### DATA EXTRACT
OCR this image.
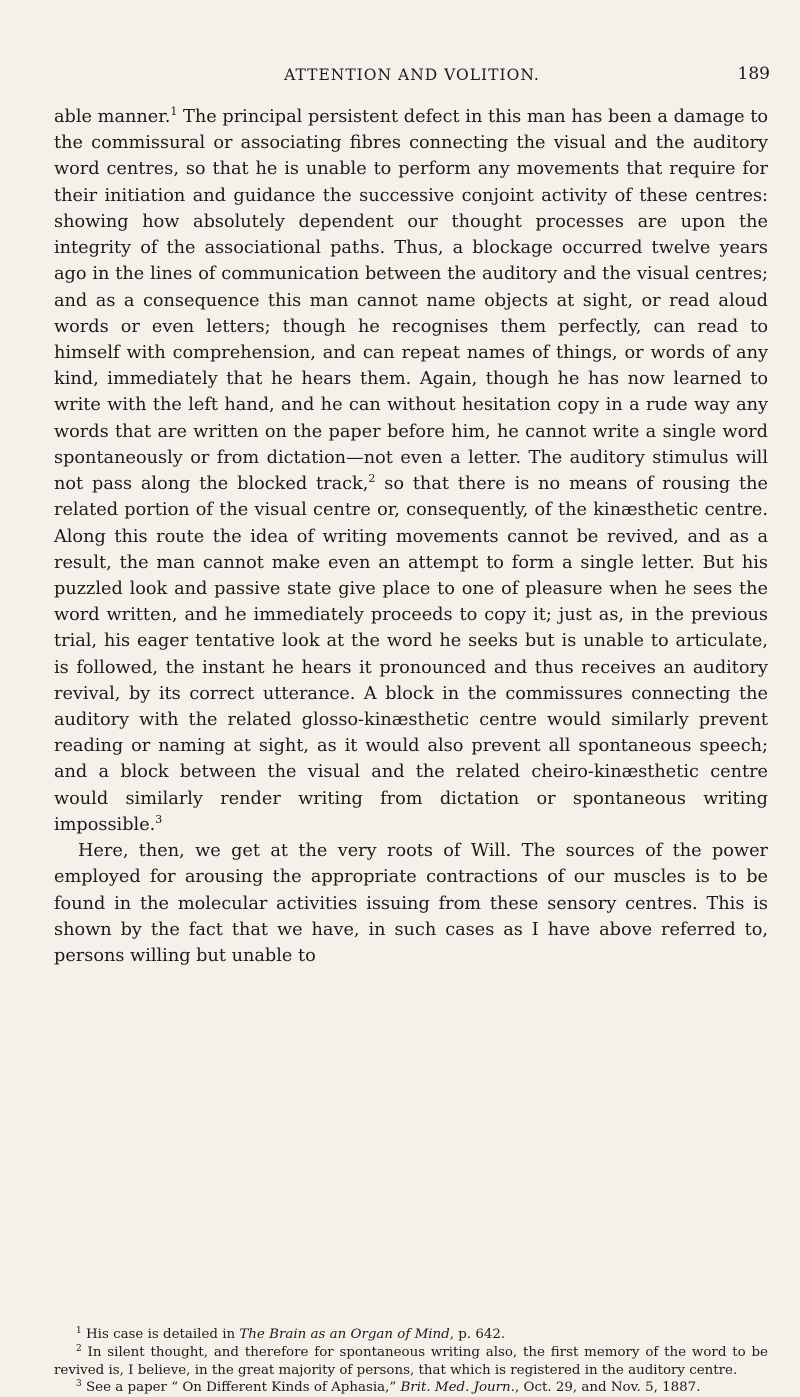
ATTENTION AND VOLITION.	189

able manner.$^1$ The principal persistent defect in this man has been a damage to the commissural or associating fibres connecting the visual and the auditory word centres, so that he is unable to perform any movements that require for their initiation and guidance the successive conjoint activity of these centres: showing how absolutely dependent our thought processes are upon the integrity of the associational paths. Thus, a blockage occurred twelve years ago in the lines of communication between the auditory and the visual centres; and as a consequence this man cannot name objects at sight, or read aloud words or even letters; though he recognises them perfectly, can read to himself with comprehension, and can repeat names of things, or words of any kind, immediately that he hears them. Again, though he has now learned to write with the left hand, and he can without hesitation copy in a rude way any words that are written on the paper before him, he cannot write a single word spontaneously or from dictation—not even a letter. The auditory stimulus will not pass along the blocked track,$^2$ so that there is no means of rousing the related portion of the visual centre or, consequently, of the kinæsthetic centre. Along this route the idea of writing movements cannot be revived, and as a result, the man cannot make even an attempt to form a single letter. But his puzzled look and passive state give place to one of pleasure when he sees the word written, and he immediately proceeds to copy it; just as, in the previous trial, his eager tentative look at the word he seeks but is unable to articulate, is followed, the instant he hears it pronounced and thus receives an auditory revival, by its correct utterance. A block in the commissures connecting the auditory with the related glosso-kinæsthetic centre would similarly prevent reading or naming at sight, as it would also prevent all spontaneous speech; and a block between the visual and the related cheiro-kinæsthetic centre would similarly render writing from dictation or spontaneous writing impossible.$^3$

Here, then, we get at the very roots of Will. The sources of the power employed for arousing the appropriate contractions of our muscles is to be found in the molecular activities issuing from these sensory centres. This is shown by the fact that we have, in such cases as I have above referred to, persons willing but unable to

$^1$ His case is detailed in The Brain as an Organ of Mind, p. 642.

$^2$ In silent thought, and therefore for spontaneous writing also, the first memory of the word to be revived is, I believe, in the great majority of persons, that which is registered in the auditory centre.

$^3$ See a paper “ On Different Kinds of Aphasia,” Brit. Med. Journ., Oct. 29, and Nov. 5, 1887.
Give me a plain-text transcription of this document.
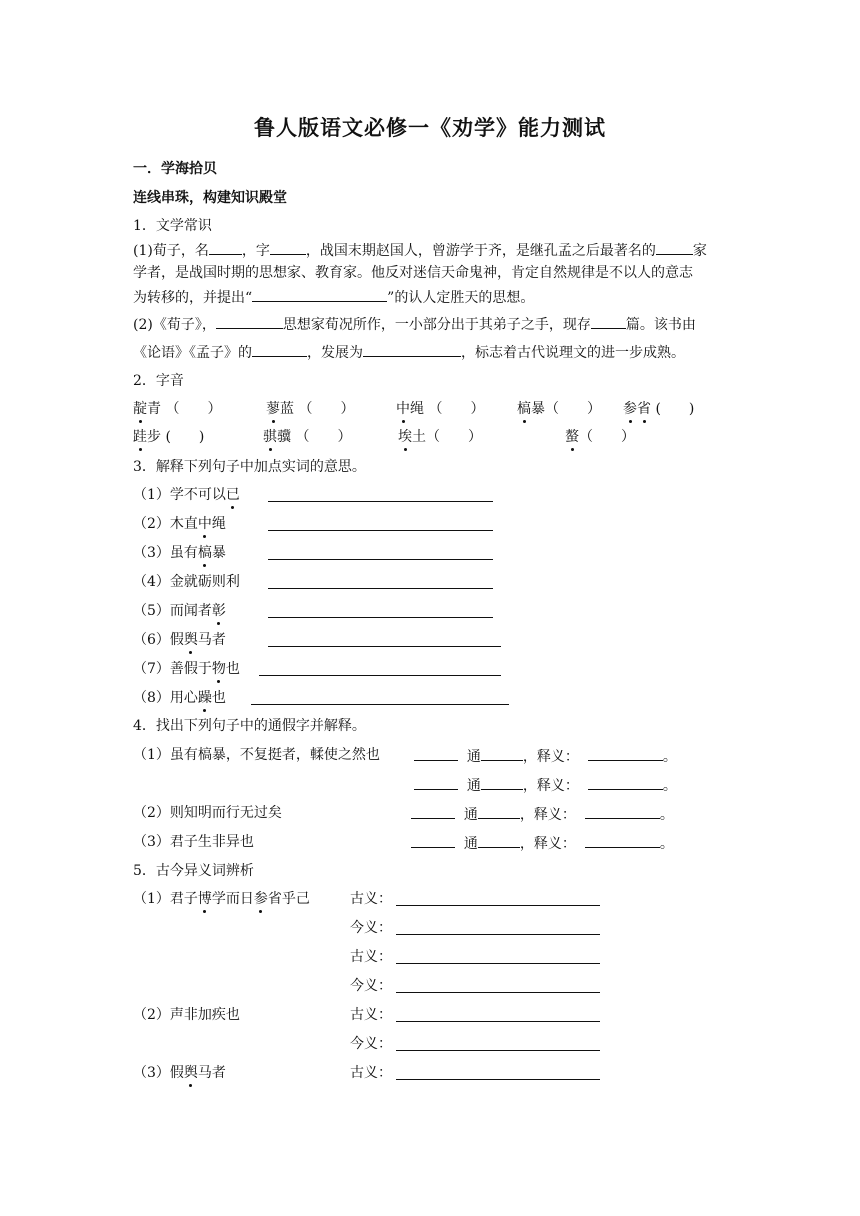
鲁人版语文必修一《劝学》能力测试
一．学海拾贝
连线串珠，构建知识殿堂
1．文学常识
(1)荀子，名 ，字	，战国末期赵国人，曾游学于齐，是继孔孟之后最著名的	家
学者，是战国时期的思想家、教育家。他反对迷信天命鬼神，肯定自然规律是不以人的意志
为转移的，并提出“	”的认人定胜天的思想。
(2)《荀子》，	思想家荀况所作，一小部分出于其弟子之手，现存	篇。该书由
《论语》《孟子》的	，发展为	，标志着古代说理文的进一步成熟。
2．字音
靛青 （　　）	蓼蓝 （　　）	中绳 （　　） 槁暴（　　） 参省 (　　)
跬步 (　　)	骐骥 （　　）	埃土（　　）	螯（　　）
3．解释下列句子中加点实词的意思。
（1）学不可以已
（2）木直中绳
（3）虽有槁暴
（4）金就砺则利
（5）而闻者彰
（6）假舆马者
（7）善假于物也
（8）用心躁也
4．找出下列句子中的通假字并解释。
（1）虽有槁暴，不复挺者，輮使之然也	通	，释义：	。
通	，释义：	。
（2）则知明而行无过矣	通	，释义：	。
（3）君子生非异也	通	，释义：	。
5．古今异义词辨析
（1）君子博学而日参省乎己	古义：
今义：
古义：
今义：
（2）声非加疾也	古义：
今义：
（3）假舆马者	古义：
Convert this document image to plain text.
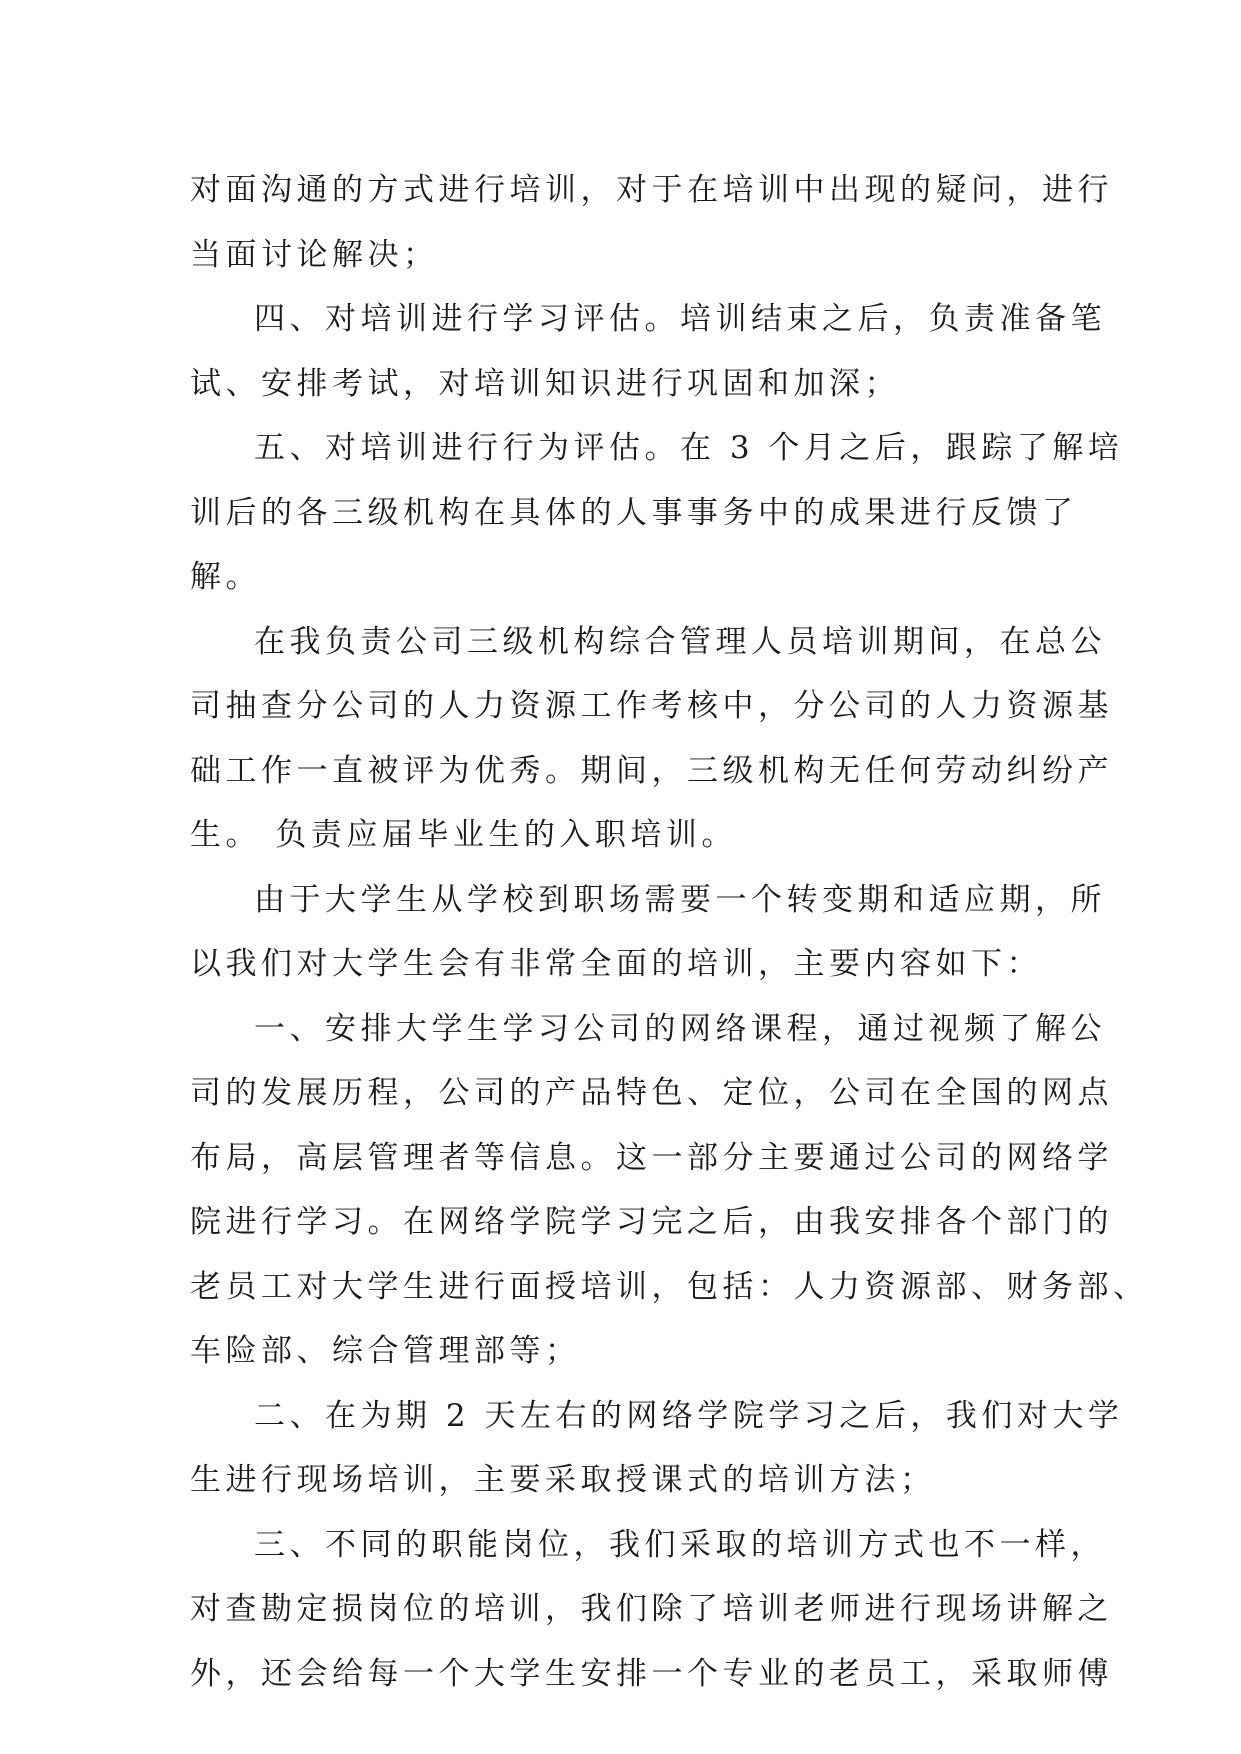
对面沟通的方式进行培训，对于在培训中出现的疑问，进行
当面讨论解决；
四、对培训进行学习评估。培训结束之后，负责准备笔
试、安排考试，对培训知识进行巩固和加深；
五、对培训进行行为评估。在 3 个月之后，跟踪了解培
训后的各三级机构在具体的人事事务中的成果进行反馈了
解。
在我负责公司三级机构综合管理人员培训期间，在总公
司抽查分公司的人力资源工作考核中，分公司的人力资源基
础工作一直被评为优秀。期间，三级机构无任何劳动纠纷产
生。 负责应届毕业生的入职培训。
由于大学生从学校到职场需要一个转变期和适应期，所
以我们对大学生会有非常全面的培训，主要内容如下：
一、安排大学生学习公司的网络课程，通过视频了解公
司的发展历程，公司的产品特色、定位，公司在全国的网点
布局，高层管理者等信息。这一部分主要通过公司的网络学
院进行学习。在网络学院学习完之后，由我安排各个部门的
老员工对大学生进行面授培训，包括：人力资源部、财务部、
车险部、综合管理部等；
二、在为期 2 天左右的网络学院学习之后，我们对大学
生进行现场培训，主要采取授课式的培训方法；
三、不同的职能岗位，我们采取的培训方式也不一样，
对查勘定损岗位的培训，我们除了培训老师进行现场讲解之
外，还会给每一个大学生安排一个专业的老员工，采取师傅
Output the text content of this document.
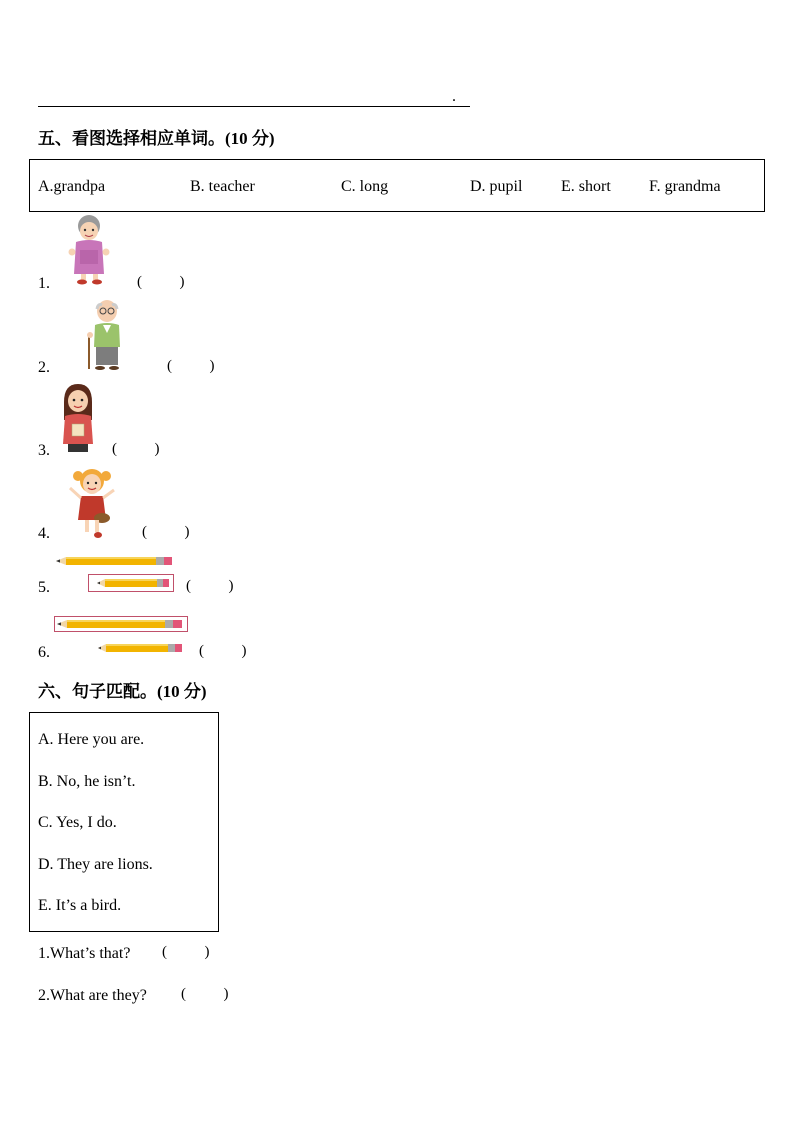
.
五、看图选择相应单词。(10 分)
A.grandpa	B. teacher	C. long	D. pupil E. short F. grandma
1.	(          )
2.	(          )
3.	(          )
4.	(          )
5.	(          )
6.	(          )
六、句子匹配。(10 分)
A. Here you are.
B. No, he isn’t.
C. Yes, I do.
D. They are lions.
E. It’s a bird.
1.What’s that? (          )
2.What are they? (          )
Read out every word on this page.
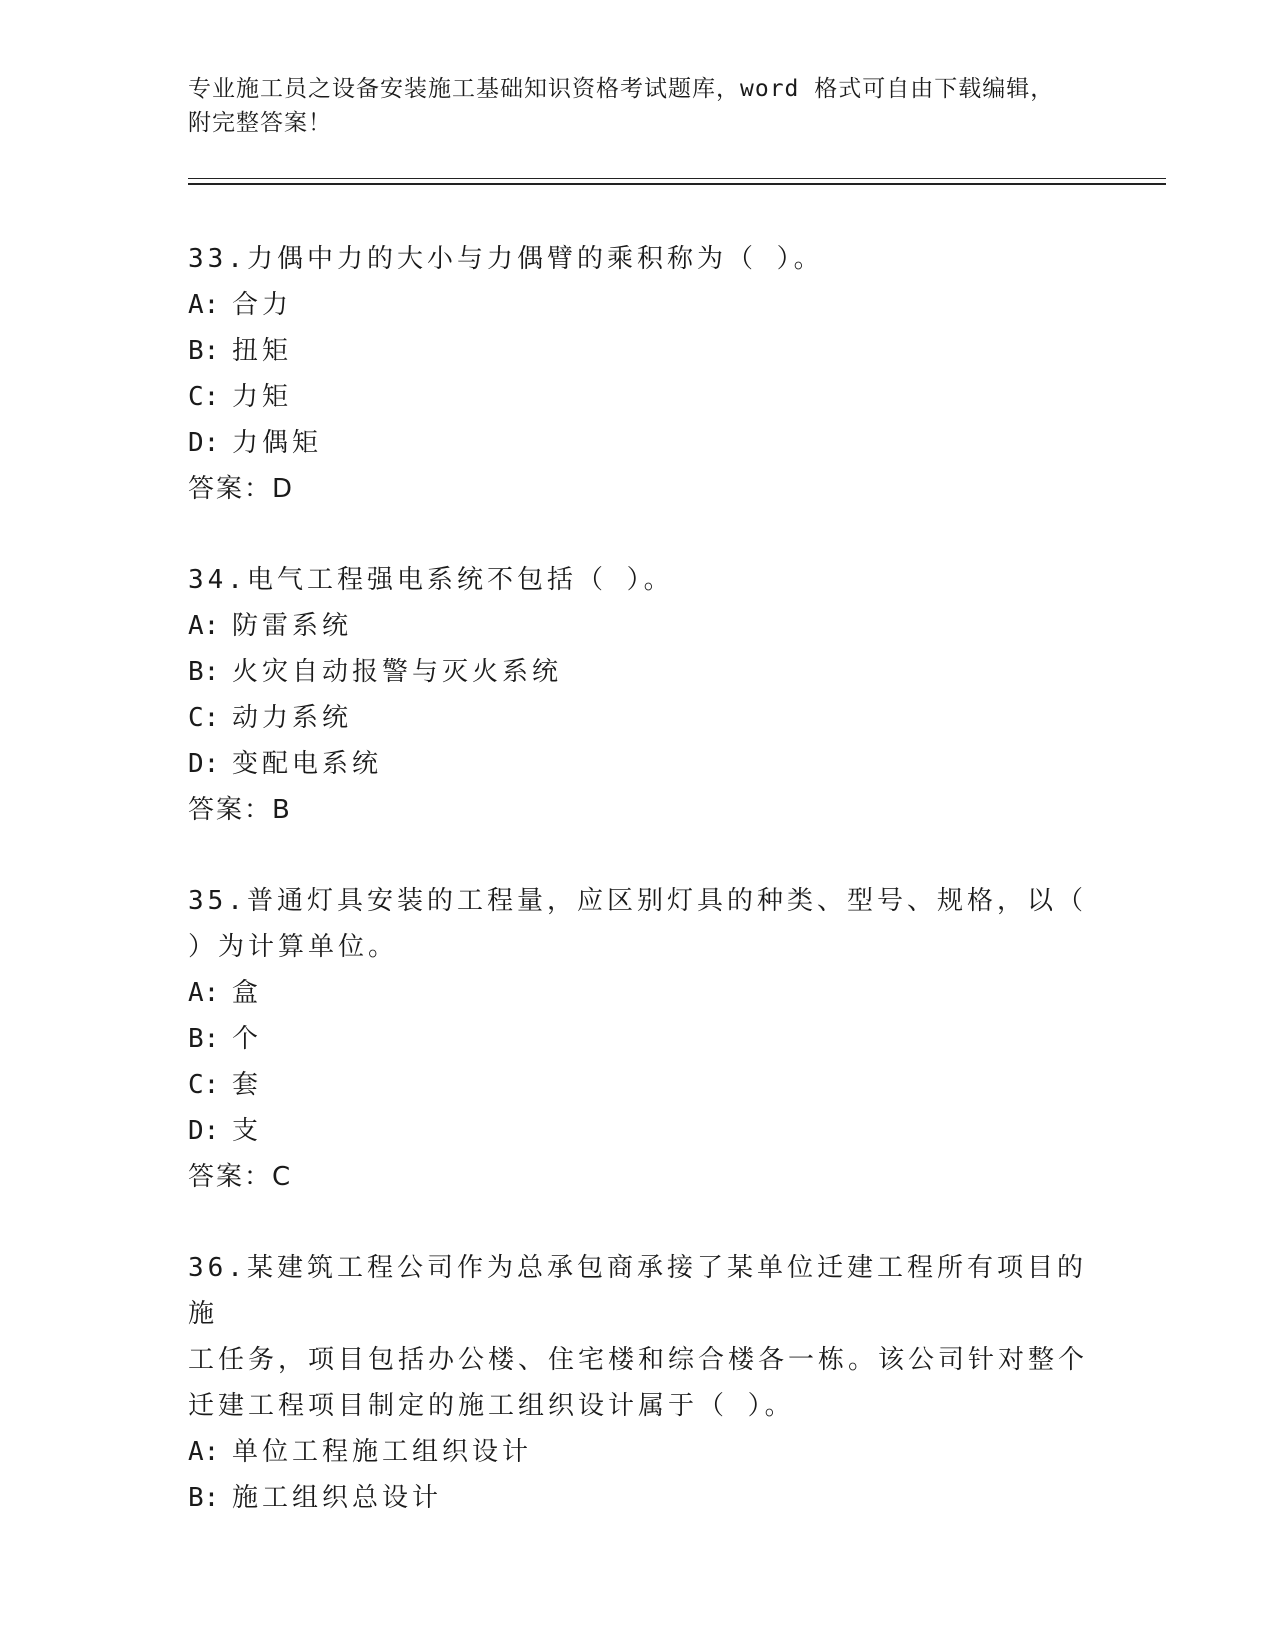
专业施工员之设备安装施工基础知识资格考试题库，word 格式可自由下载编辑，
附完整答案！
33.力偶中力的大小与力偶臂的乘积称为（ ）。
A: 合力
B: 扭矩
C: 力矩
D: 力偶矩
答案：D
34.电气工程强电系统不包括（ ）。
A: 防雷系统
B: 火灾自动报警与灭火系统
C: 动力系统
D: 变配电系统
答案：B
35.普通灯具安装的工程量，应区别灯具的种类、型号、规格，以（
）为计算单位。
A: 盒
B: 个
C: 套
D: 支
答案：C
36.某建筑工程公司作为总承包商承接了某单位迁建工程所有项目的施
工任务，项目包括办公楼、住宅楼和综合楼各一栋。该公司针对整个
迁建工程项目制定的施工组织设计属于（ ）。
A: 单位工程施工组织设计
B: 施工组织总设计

### TASK DESCRIPTION
Tally the lines in the entries above that hold the word "image". Reply with nothing but that count.

### IN RESPONSE
2